## Data lines
*****
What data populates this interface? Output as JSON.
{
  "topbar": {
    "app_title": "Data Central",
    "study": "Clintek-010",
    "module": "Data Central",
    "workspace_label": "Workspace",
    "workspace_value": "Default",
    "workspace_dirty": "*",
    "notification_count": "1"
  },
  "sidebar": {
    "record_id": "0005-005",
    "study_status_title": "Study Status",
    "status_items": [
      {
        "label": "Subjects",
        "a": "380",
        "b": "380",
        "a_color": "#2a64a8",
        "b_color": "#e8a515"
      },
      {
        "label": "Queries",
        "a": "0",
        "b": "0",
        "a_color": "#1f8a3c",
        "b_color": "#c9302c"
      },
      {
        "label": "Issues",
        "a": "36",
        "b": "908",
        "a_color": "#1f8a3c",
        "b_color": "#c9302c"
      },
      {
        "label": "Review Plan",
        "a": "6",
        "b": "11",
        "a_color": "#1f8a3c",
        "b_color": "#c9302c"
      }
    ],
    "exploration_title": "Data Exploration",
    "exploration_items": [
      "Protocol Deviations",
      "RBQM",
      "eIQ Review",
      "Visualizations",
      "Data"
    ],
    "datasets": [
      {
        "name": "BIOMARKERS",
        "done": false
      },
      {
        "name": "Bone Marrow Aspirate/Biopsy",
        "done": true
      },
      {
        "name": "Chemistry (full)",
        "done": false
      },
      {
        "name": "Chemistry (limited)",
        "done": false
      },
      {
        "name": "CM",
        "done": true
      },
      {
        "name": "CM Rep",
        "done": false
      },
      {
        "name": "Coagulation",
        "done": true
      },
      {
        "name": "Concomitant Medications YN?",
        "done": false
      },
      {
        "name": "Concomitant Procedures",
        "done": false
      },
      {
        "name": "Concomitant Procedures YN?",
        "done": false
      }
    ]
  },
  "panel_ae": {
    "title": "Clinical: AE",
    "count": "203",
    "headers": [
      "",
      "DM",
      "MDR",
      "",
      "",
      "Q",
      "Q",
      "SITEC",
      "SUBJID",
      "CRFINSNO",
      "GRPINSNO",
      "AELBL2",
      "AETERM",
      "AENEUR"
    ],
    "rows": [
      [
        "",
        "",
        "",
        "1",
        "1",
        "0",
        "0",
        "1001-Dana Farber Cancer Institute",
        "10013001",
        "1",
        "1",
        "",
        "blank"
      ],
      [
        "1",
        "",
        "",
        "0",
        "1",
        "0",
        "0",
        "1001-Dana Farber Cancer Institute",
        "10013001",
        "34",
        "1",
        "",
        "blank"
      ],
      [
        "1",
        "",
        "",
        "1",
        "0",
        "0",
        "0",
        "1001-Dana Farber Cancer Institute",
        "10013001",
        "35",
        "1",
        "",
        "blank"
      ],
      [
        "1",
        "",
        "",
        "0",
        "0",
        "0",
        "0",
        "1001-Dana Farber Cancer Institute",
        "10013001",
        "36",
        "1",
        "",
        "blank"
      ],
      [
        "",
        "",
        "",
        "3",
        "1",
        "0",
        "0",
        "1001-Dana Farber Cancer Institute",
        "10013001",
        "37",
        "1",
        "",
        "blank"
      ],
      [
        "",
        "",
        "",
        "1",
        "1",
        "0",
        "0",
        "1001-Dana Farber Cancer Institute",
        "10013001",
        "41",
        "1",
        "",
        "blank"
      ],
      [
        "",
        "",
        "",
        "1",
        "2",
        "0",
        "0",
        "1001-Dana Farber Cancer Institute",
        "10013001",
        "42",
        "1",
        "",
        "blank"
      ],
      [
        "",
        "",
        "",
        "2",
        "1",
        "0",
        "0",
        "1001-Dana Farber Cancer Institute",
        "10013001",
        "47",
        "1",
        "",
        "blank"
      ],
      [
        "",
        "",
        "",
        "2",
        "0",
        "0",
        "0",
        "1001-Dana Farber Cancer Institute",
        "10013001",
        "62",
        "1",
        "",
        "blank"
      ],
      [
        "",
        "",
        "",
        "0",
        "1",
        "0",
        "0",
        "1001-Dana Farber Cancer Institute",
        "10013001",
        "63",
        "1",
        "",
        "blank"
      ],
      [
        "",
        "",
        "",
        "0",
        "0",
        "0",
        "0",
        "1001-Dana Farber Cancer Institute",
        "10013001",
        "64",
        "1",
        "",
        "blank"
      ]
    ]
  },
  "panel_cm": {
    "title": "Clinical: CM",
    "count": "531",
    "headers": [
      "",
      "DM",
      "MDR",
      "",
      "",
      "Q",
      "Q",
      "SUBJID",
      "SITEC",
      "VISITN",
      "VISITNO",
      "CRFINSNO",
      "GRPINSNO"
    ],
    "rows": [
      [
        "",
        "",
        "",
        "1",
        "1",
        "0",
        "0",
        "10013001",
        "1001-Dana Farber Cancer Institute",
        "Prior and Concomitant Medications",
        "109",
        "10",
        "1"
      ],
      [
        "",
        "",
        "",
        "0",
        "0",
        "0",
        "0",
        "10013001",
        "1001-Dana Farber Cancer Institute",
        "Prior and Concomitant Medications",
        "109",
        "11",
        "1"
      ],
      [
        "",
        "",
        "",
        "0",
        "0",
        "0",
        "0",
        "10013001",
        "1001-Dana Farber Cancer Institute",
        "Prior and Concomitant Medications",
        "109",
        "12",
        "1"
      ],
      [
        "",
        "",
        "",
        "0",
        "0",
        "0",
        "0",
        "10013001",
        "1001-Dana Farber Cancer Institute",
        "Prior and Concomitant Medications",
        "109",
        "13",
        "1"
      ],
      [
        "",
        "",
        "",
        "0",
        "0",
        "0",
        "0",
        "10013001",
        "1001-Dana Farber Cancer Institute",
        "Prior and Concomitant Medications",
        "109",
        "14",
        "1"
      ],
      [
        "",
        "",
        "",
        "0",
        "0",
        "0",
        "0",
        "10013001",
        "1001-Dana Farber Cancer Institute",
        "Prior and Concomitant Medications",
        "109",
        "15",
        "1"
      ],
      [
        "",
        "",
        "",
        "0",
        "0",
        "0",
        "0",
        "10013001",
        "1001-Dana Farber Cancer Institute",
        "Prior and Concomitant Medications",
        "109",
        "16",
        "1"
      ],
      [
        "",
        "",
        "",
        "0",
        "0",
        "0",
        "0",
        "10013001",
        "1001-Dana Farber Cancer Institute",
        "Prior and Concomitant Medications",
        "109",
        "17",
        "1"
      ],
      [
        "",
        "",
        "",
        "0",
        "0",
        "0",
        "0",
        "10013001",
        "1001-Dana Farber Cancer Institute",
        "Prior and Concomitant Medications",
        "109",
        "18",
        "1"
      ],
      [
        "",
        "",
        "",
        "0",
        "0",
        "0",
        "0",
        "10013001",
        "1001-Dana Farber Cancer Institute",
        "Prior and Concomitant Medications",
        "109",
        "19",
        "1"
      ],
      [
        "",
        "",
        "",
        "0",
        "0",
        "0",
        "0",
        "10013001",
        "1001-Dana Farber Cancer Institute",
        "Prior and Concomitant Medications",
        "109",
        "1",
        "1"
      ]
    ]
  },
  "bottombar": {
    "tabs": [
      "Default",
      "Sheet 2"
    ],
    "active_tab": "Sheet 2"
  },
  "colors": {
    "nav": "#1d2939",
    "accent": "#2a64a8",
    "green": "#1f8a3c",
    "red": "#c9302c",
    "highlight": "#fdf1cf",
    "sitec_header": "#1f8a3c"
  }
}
*****
## Short exercise
Copy every record above exactly as it appears.

## Finished exercise
What data populates this interface? Output as JSON.
{
  "topbar": {
    "app_title": "Data Central",
    "study": "Clintek-010",
    "module": "Data Central",
    "workspace_label": "Workspace",
    "workspace_value": "Default",
    "workspace_dirty": "*",
    "notification_count": "1"
  },
  "sidebar": {
    "record_id": "0005-005",
    "study_status_title": "Study Status",
    "status_items": [
      {
        "label": "Subjects",
        "a": "380",
        "b": "380",
        "a_color": "#2a64a8",
        "b_color": "#e8a515"
      },
      {
        "label": "Queries",
        "a": "0",
        "b": "0",
        "a_color": "#1f8a3c",
        "b_color": "#c9302c"
      },
      {
        "label": "Issues",
        "a": "36",
        "b": "908",
        "a_color": "#1f8a3c",
        "b_color": "#c9302c"
      },
      {
        "label": "Review Plan",
        "a": "6",
        "b": "11",
        "a_color": "#1f8a3c",
        "b_color": "#c9302c"
      }
    ],
    "exploration_title": "Data Exploration",
    "exploration_items": [
      "Protocol Deviations",
      "RBQM",
      "eIQ Review",
      "Visualizations",
      "Data"
    ],
    "datasets": [
      {
        "name": "BIOMARKERS",
        "done": false
      },
      {
        "name": "Bone Marrow Aspirate/Biopsy",
        "done": true
      },
      {
        "name": "Chemistry (full)",
        "done": false
      },
      {
        "name": "Chemistry (limited)",
        "done": false
      },
      {
        "name": "CM",
        "done": true
      },
      {
        "name": "CM Rep",
        "done": false
      },
      {
        "name": "Coagulation",
        "done": true
      },
      {
        "name": "Concomitant Medications YN?",
        "done": false
      },
      {
        "name": "Concomitant Procedures",
        "done": false
      },
      {
        "name": "Concomitant Procedures YN?",
        "done": false
      }
    ]
  },
  "panel_ae": {
    "title": "Clinical: AE",
    "count": "203",
    "headers": [
      "",
      "DM",
      "MDR",
      "",
      "",
      "Q",
      "Q",
      "SITEC",
      "SUBJID",
      "CRFINSNO",
      "GRPINSNO",
      "AELBL2",
      "AETERM",
      "AENEUR"
    ],
    "rows": [
      [
        "",
        "",
        "",
        "1",
        "1",
        "0",
        "0",
        "1001-Dana Farber Cancer Institute",
        "10013001",
        "1",
        "1",
        "",
        "blank"
      ],
      [
        "1",
        "",
        "",
        "0",
        "1",
        "0",
        "0",
        "1001-Dana Farber Cancer Institute",
        "10013001",
        "34",
        "1",
        "",
        "blank"
      ],
      [
        "1",
        "",
        "",
        "1",
        "0",
        "0",
        "0",
        "1001-Dana Farber Cancer Institute",
        "10013001",
        "35",
        "1",
        "",
        "blank"
      ],
      [
        "1",
        "",
        "",
        "0",
        "0",
        "0",
        "0",
        "1001-Dana Farber Cancer Institute",
        "10013001",
        "36",
        "1",
        "",
        "blank"
      ],
      [
        "",
        "",
        "",
        "3",
        "1",
        "0",
        "0",
        "1001-Dana Farber Cancer Institute",
        "10013001",
        "37",
        "1",
        "",
        "blank"
      ],
      [
        "",
        "",
        "",
        "1",
        "1",
        "0",
        "0",
        "1001-Dana Farber Cancer Institute",
        "10013001",
        "41",
        "1",
        "",
        "blank"
      ],
      [
        "",
        "",
        "",
        "1",
        "2",
        "0",
        "0",
        "1001-Dana Farber Cancer Institute",
        "10013001",
        "42",
        "1",
        "",
        "blank"
      ],
      [
        "",
        "",
        "",
        "2",
        "1",
        "0",
        "0",
        "1001-Dana Farber Cancer Institute",
        "10013001",
        "47",
        "1",
        "",
        "blank"
      ],
      [
        "",
        "",
        "",
        "2",
        "0",
        "0",
        "0",
        "1001-Dana Farber Cancer Institute",
        "10013001",
        "62",
        "1",
        "",
        "blank"
      ],
      [
        "",
        "",
        "",
        "0",
        "1",
        "0",
        "0",
        "1001-Dana Farber Cancer Institute",
        "10013001",
        "63",
        "1",
        "",
        "blank"
      ],
      [
        "",
        "",
        "",
        "0",
        "0",
        "0",
        "0",
        "1001-Dana Farber Cancer Institute",
        "10013001",
        "64",
        "1",
        "",
        "blank"
      ]
    ]
  },
  "panel_cm": {
    "title": "Clinical: CM",
    "count": "531",
    "headers": [
      "",
      "DM",
      "MDR",
      "",
      "",
      "Q",
      "Q",
      "SUBJID",
      "SITEC",
      "VISITN",
      "VISITNO",
      "CRFINSNO",
      "GRPINSNO"
    ],
    "rows": [
      [
        "",
        "",
        "",
        "1",
        "1",
        "0",
        "0",
        "10013001",
        "1001-Dana Farber Cancer Institute",
        "Prior and Concomitant Medications",
        "109",
        "10",
        "1"
      ],
      [
        "",
        "",
        "",
        "0",
        "0",
        "0",
        "0",
        "10013001",
        "1001-Dana Farber Cancer Institute",
        "Prior and Concomitant Medications",
        "109",
        "11",
        "1"
      ],
      [
        "",
        "",
        "",
        "0",
        "0",
        "0",
        "0",
        "10013001",
        "1001-Dana Farber Cancer Institute",
        "Prior and Concomitant Medications",
        "109",
        "12",
        "1"
      ],
      [
        "",
        "",
        "",
        "0",
        "0",
        "0",
        "0",
        "10013001",
        "1001-Dana Farber Cancer Institute",
        "Prior and Concomitant Medications",
        "109",
        "13",
        "1"
      ],
      [
        "",
        "",
        "",
        "0",
        "0",
        "0",
        "0",
        "10013001",
        "1001-Dana Farber Cancer Institute",
        "Prior and Concomitant Medications",
        "109",
        "14",
        "1"
      ],
      [
        "",
        "",
        "",
        "0",
        "0",
        "0",
        "0",
        "10013001",
        "1001-Dana Farber Cancer Institute",
        "Prior and Concomitant Medications",
        "109",
        "15",
        "1"
      ],
      [
        "",
        "",
        "",
        "0",
        "0",
        "0",
        "0",
        "10013001",
        "1001-Dana Farber Cancer Institute",
        "Prior and Concomitant Medications",
        "109",
        "16",
        "1"
      ],
      [
        "",
        "",
        "",
        "0",
        "0",
        "0",
        "0",
        "10013001",
        "1001-Dana Farber Cancer Institute",
        "Prior and Concomitant Medications",
        "109",
        "17",
        "1"
      ],
      [
        "",
        "",
        "",
        "0",
        "0",
        "0",
        "0",
        "10013001",
        "1001-Dana Farber Cancer Institute",
        "Prior and Concomitant Medications",
        "109",
        "18",
        "1"
      ],
      [
        "",
        "",
        "",
        "0",
        "0",
        "0",
        "0",
        "10013001",
        "1001-Dana Farber Cancer Institute",
        "Prior and Concomitant Medications",
        "109",
        "19",
        "1"
      ],
      [
        "",
        "",
        "",
        "0",
        "0",
        "0",
        "0",
        "10013001",
        "1001-Dana Farber Cancer Institute",
        "Prior and Concomitant Medications",
        "109",
        "1",
        "1"
      ]
    ]
  },
  "bottombar": {
    "tabs": [
      "Default",
      "Sheet 2"
    ],
    "active_tab": "Sheet 2"
  },
  "colors": {
    "nav": "#1d2939",
    "accent": "#2a64a8",
    "green": "#1f8a3c",
    "red": "#c9302c",
    "highlight": "#fdf1cf",
    "sitec_header": "#1f8a3c"
  }
}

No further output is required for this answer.